§ **Written problem**: Would you transcribe all of the data exactly, down to the last character?

§ **Exercise material**:

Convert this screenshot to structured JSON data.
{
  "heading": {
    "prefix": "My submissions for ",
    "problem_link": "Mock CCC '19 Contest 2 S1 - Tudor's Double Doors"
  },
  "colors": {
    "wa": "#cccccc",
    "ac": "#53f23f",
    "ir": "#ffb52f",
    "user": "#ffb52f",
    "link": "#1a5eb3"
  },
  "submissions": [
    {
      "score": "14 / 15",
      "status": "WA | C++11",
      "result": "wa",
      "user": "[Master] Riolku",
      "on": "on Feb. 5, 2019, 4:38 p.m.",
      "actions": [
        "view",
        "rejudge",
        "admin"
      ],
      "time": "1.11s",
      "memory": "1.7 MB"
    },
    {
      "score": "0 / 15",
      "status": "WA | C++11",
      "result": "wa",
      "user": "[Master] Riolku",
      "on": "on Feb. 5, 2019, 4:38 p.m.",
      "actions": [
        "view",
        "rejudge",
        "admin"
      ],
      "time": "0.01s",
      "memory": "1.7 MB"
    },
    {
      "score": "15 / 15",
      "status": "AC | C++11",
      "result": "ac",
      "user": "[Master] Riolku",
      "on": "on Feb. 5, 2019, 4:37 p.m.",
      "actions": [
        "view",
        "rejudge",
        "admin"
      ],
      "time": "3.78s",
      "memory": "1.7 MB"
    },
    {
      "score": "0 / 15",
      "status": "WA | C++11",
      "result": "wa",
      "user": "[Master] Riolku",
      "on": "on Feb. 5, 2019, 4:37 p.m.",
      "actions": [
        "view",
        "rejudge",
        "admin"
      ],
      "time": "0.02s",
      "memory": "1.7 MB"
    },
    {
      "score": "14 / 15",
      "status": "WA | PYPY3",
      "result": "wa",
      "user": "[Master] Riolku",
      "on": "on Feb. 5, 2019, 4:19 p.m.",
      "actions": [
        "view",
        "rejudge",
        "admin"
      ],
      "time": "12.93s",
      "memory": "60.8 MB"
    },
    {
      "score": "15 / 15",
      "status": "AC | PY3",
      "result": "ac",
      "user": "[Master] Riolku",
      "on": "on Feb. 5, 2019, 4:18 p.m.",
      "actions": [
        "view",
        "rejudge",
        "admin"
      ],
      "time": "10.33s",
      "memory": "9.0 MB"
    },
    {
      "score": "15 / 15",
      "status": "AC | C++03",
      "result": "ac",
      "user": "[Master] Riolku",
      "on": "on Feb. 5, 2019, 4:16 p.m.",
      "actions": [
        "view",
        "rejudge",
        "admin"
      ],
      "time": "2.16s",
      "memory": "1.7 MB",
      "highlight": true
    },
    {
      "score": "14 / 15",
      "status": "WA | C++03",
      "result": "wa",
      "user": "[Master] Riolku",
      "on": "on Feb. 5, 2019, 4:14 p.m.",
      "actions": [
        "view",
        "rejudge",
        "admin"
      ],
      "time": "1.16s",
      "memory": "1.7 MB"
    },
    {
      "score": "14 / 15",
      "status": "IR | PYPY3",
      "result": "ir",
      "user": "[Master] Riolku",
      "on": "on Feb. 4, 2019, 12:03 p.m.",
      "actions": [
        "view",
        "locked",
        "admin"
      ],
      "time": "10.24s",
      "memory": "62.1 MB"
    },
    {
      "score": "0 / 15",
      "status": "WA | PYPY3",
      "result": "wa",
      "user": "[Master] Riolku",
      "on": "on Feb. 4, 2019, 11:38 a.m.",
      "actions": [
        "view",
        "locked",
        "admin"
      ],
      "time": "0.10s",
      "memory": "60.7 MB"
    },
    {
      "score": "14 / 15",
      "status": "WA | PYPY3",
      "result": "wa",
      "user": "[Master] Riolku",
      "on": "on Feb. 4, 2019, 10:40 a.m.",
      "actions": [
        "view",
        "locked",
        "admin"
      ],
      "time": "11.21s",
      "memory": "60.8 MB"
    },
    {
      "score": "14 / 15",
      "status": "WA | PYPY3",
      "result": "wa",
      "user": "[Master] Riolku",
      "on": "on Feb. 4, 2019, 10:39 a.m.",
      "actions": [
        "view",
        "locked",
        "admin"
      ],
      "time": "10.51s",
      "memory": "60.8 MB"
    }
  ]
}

§ **Solution to the problem**:
Convert this screenshot to structured JSON data.
{
  "heading": {
    "prefix": "My submissions for ",
    "problem_link": "Mock CCC '19 Contest 2 S1 - Tudor's Double Doors"
  },
  "colors": {
    "wa": "#cccccc",
    "ac": "#53f23f",
    "ir": "#ffb52f",
    "user": "#ffb52f",
    "link": "#1a5eb3"
  },
  "submissions": [
    {
      "score": "14 / 15",
      "status": "WA | C++11",
      "result": "wa",
      "user": "[Master] Riolku",
      "on": "on Feb. 5, 2019, 4:38 p.m.",
      "actions": [
        "view",
        "rejudge",
        "admin"
      ],
      "time": "1.11s",
      "memory": "1.7 MB"
    },
    {
      "score": "0 / 15",
      "status": "WA | C++11",
      "result": "wa",
      "user": "[Master] Riolku",
      "on": "on Feb. 5, 2019, 4:38 p.m.",
      "actions": [
        "view",
        "rejudge",
        "admin"
      ],
      "time": "0.01s",
      "memory": "1.7 MB"
    },
    {
      "score": "15 / 15",
      "status": "AC | C++11",
      "result": "ac",
      "user": "[Master] Riolku",
      "on": "on Feb. 5, 2019, 4:37 p.m.",
      "actions": [
        "view",
        "rejudge",
        "admin"
      ],
      "time": "3.78s",
      "memory": "1.7 MB"
    },
    {
      "score": "0 / 15",
      "status": "WA | C++11",
      "result": "wa",
      "user": "[Master] Riolku",
      "on": "on Feb. 5, 2019, 4:37 p.m.",
      "actions": [
        "view",
        "rejudge",
        "admin"
      ],
      "time": "0.02s",
      "memory": "1.7 MB"
    },
    {
      "score": "14 / 15",
      "status": "WA | PYPY3",
      "result": "wa",
      "user": "[Master] Riolku",
      "on": "on Feb. 5, 2019, 4:19 p.m.",
      "actions": [
        "view",
        "rejudge",
        "admin"
      ],
      "time": "12.93s",
      "memory": "60.8 MB"
    },
    {
      "score": "15 / 15",
      "status": "AC | PY3",
      "result": "ac",
      "user": "[Master] Riolku",
      "on": "on Feb. 5, 2019, 4:18 p.m.",
      "actions": [
        "view",
        "rejudge",
        "admin"
      ],
      "time": "10.33s",
      "memory": "9.0 MB"
    },
    {
      "score": "15 / 15",
      "status": "AC | C++03",
      "result": "ac",
      "user": "[Master] Riolku",
      "on": "on Feb. 5, 2019, 4:16 p.m.",
      "actions": [
        "view",
        "rejudge",
        "admin"
      ],
      "time": "2.16s",
      "memory": "1.7 MB",
      "highlight": true
    },
    {
      "score": "14 / 15",
      "status": "WA | C++03",
      "result": "wa",
      "user": "[Master] Riolku",
      "on": "on Feb. 5, 2019, 4:14 p.m.",
      "actions": [
        "view",
        "rejudge",
        "admin"
      ],
      "time": "1.16s",
      "memory": "1.7 MB"
    },
    {
      "score": "14 / 15",
      "status": "IR | PYPY3",
      "result": "ir",
      "user": "[Master] Riolku",
      "on": "on Feb. 4, 2019, 12:03 p.m.",
      "actions": [
        "view",
        "locked",
        "admin"
      ],
      "time": "10.24s",
      "memory": "62.1 MB"
    },
    {
      "score": "0 / 15",
      "status": "WA | PYPY3",
      "result": "wa",
      "user": "[Master] Riolku",
      "on": "on Feb. 4, 2019, 11:38 a.m.",
      "actions": [
        "view",
        "locked",
        "admin"
      ],
      "time": "0.10s",
      "memory": "60.7 MB"
    },
    {
      "score": "14 / 15",
      "status": "WA | PYPY3",
      "result": "wa",
      "user": "[Master] Riolku",
      "on": "on Feb. 4, 2019, 10:40 a.m.",
      "actions": [
        "view",
        "locked",
        "admin"
      ],
      "time": "11.21s",
      "memory": "60.8 MB"
    },
    {
      "score": "14 / 15",
      "status": "WA | PYPY3",
      "result": "wa",
      "user": "[Master] Riolku",
      "on": "on Feb. 4, 2019, 10:39 a.m.",
      "actions": [
        "view",
        "locked",
        "admin"
      ],
      "time": "10.51s",
      "memory": "60.8 MB"
    }
  ]
}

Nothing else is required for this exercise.